## BEGIN DATASET ENTRIES

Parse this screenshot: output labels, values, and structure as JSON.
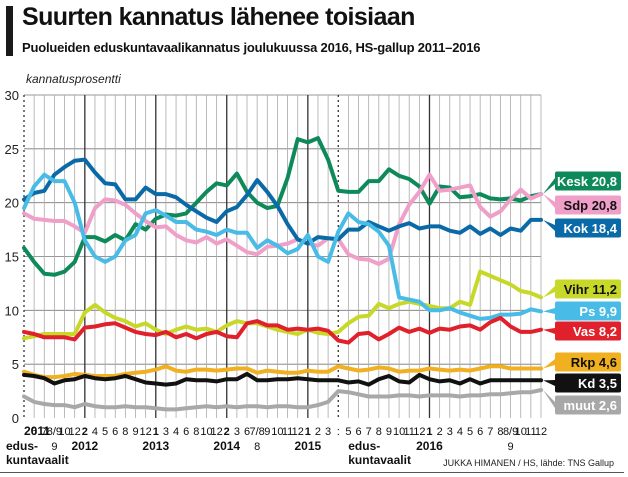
{
  "header": {
    "title": "Suurten kannatus lähenee toisiaan",
    "subtitle": "Puolueiden eduskuntavaalikannatus joulukuussa 2016, HS-gallup 2011–2016"
  },
  "credit": "JUKKA HIMANEN / HS, lähde: TNS Gallup",
  "chart_data": {
    "type": "line",
    "title": "Suurten kannatus lähenee toisiaan",
    "subtitle": "Puolueiden eduskuntavaalikannatus joulukuussa 2016, HS-gallup 2011–2016",
    "ylabel": "kannatusprosentti",
    "xlabel": "",
    "ylim": [
      0,
      30
    ],
    "yticks": [
      0,
      5,
      10,
      15,
      20,
      25,
      30
    ],
    "grid": true,
    "legend": "right (end-of-line labels)",
    "x_tick_labels": [
      "2011",
      "6",
      "7",
      "8/9",
      "10",
      "12",
      "2",
      "4",
      "5",
      "6",
      "8",
      "9",
      "12",
      "1",
      "3",
      "4",
      "6",
      "8",
      "10",
      "12",
      "2",
      "3",
      "6",
      "7/8",
      "9",
      "10",
      "11",
      "12",
      "1",
      "2",
      "3",
      "",
      "5",
      "6",
      "7",
      "8",
      "9",
      "10",
      "11",
      "12",
      "1",
      "2",
      "3",
      "4",
      "5",
      "6",
      "7",
      "8",
      "8/9",
      "10",
      "11",
      "12"
    ],
    "x_bold_ticks": [
      0,
      6,
      13,
      20,
      28,
      40
    ],
    "year_labels": [
      {
        "index": 0,
        "text": "edus-"
      },
      {
        "index": 0,
        "text2": "kuntavaalit"
      },
      {
        "index": 3,
        "text": "9"
      },
      {
        "index": 6,
        "text": "2012"
      },
      {
        "index": 13,
        "text": "2013"
      },
      {
        "index": 20,
        "text": "2014"
      },
      {
        "index": 23,
        "text": "8"
      },
      {
        "index": 28,
        "text": "2015"
      },
      {
        "index": 31,
        "text": "edus-",
        "text2": "kuntavaalit"
      },
      {
        "index": 40,
        "text": "2016"
      },
      {
        "index": 48,
        "text": "9"
      }
    ],
    "election_markers": [
      0,
      31
    ],
    "series": [
      {
        "name": "Kesk",
        "label": "Kesk 20,8",
        "color": "#0e8a5a",
        "label_text_color": "#ffffff",
        "values": [
          15.8,
          14.5,
          13.4,
          13.3,
          13.6,
          14.5,
          16.8,
          16.8,
          16.4,
          17.0,
          16.5,
          18.0,
          17.5,
          18.5,
          18.9,
          18.8,
          19.0,
          20.0,
          21.0,
          21.8,
          21.6,
          22.7,
          21.0,
          20.0,
          19.5,
          19.7,
          22.3,
          25.9,
          25.6,
          26.0,
          24.0,
          21.1,
          21.0,
          21.0,
          22.0,
          22.0,
          23.1,
          22.5,
          22.2,
          21.5,
          19.9,
          21.5,
          21.4,
          20.5,
          20.6,
          20.8,
          20.4,
          20.3,
          20.4,
          20.2,
          20.6,
          20.8
        ]
      },
      {
        "name": "Sdp",
        "label": "Sdp 20,8",
        "color": "#f0a0c8",
        "label_text_color": "#111111",
        "values": [
          19.0,
          18.5,
          18.4,
          18.3,
          18.3,
          17.8,
          17.2,
          19.5,
          20.3,
          20.2,
          19.8,
          19.0,
          18.3,
          17.7,
          17.8,
          17.0,
          16.5,
          16.3,
          16.8,
          16.2,
          16.6,
          16.0,
          15.4,
          15.2,
          15.9,
          16.0,
          16.2,
          16.6,
          16.2,
          16.0,
          16.7,
          16.6,
          15.2,
          14.8,
          14.7,
          14.3,
          14.8,
          18.0,
          19.8,
          21.0,
          22.6,
          21.1,
          21.2,
          21.4,
          21.6,
          19.6,
          18.7,
          19.2,
          20.3,
          21.2,
          20.4,
          20.8
        ]
      },
      {
        "name": "Kok",
        "label": "Kok 18,4",
        "color": "#0a6aa8",
        "label_text_color": "#ffffff",
        "values": [
          20.3,
          20.9,
          21.1,
          22.6,
          23.3,
          23.9,
          24.0,
          22.8,
          21.8,
          21.7,
          20.3,
          20.3,
          21.4,
          20.8,
          20.8,
          20.5,
          19.8,
          19.2,
          18.6,
          18.2,
          19.2,
          19.6,
          20.7,
          22.1,
          21.0,
          19.7,
          18.0,
          16.6,
          16.2,
          16.8,
          16.7,
          16.6,
          17.5,
          17.5,
          18.2,
          17.8,
          17.4,
          17.8,
          18.1,
          17.6,
          17.8,
          17.8,
          17.4,
          17.2,
          17.8,
          17.1,
          17.6,
          17.0,
          17.6,
          17.4,
          18.4,
          18.4
        ]
      },
      {
        "name": "Vihr",
        "label": "Vihr 11,2",
        "color": "#c8d828",
        "label_text_color": "#111111",
        "values": [
          7.4,
          7.6,
          7.8,
          7.8,
          7.8,
          7.8,
          9.8,
          10.5,
          9.8,
          9.3,
          9.0,
          8.5,
          8.8,
          8.2,
          7.8,
          8.2,
          8.5,
          8.2,
          8.3,
          8.0,
          8.6,
          9.0,
          8.8,
          8.8,
          8.5,
          8.2,
          8.0,
          7.8,
          8.2,
          7.9,
          7.8,
          8.0,
          8.8,
          9.4,
          9.5,
          10.6,
          10.2,
          10.6,
          10.8,
          10.6,
          10.4,
          10.2,
          10.2,
          10.8,
          10.5,
          13.6,
          13.2,
          12.8,
          12.4,
          11.8,
          11.6,
          11.2
        ]
      },
      {
        "name": "Ps",
        "label": "Ps 9,9",
        "color": "#48bce6",
        "label_text_color": "#ffffff",
        "values": [
          19.5,
          21.5,
          22.6,
          22.0,
          22.0,
          20.0,
          16.5,
          15.0,
          14.5,
          15.0,
          16.5,
          17.0,
          19.0,
          19.3,
          18.8,
          18.2,
          18.2,
          17.5,
          17.3,
          17.0,
          17.5,
          17.2,
          17.2,
          15.8,
          16.5,
          16.0,
          15.3,
          15.7,
          17.0,
          15.0,
          14.5,
          17.3,
          19.0,
          18.2,
          18.0,
          17.3,
          16.0,
          11.2,
          11.0,
          10.8,
          10.0,
          10.0,
          10.2,
          9.8,
          9.5,
          9.2,
          9.3,
          9.6,
          9.6,
          9.7,
          10.1,
          9.9
        ]
      },
      {
        "name": "Vas",
        "label": "Vas 8,2",
        "color": "#e0202a",
        "label_text_color": "#ffffff",
        "values": [
          8.0,
          7.8,
          7.5,
          7.5,
          7.5,
          7.3,
          8.4,
          8.5,
          8.7,
          8.8,
          8.4,
          8.0,
          7.8,
          7.7,
          8.0,
          7.5,
          7.8,
          7.4,
          7.8,
          8.0,
          7.6,
          7.5,
          8.8,
          9.0,
          8.6,
          8.6,
          8.2,
          8.3,
          8.2,
          8.3,
          8.1,
          7.2,
          7.0,
          7.8,
          7.9,
          7.3,
          7.8,
          8.4,
          8.0,
          8.3,
          7.9,
          8.3,
          8.2,
          8.5,
          8.6,
          8.2,
          8.9,
          9.3,
          8.5,
          8.0,
          8.0,
          8.2
        ]
      },
      {
        "name": "Rkp",
        "label": "Rkp 4,6",
        "color": "#f0b020",
        "label_text_color": "#111111",
        "values": [
          4.3,
          4.0,
          3.8,
          3.8,
          3.9,
          4.1,
          4.0,
          3.9,
          3.9,
          3.9,
          4.1,
          4.2,
          4.3,
          4.5,
          4.8,
          4.4,
          4.3,
          4.5,
          4.5,
          4.4,
          4.5,
          4.6,
          4.6,
          4.2,
          4.4,
          4.3,
          4.2,
          4.2,
          4.4,
          4.3,
          4.3,
          4.8,
          4.6,
          4.4,
          4.5,
          4.7,
          4.6,
          4.3,
          4.4,
          4.4,
          4.6,
          4.5,
          4.4,
          4.5,
          4.4,
          4.6,
          4.8,
          4.8,
          4.6,
          4.6,
          4.6,
          4.6
        ]
      },
      {
        "name": "Kd",
        "label": "Kd 3,5",
        "color": "#111111",
        "label_text_color": "#ffffff",
        "values": [
          4.0,
          3.9,
          3.7,
          3.2,
          3.5,
          3.6,
          3.9,
          3.7,
          3.6,
          3.7,
          3.9,
          3.6,
          3.3,
          3.2,
          3.1,
          3.2,
          3.6,
          3.5,
          3.5,
          3.4,
          3.6,
          3.6,
          4.1,
          3.5,
          3.5,
          3.6,
          3.6,
          3.7,
          3.6,
          3.5,
          3.5,
          3.5,
          3.3,
          3.4,
          3.1,
          3.6,
          3.9,
          3.4,
          3.3,
          4.0,
          3.6,
          3.4,
          3.5,
          3.2,
          3.6,
          3.2,
          3.5,
          3.5,
          3.5,
          3.5,
          3.5,
          3.5
        ]
      },
      {
        "name": "muut",
        "label": "muut 2,6",
        "color": "#a8a8a8",
        "label_text_color": "#ffffff",
        "values": [
          2.0,
          1.5,
          1.3,
          1.2,
          1.2,
          1.0,
          1.3,
          1.1,
          1.0,
          1.0,
          1.1,
          1.0,
          1.0,
          0.9,
          0.8,
          0.8,
          0.9,
          1.0,
          1.1,
          1.0,
          1.1,
          1.0,
          1.1,
          1.1,
          1.0,
          1.1,
          1.1,
          1.0,
          1.0,
          1.2,
          1.5,
          2.5,
          2.4,
          2.2,
          2.0,
          2.0,
          2.0,
          2.1,
          2.1,
          2.0,
          2.1,
          2.1,
          2.1,
          2.0,
          2.1,
          2.1,
          2.2,
          2.2,
          2.3,
          2.4,
          2.4,
          2.6
        ]
      }
    ]
  }
}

## END DATASET ENTRIES

Gather every line from the entries above where the word "name" appears, and copy them.

        "name": "Kesk",
        "name": "Sdp",
        "name": "Kok",
        "name": "Vihr",
        "name": "Ps",
        "name": "Vas",
        "name": "Rkp",
        "name": "Kd",
        "name": "muut",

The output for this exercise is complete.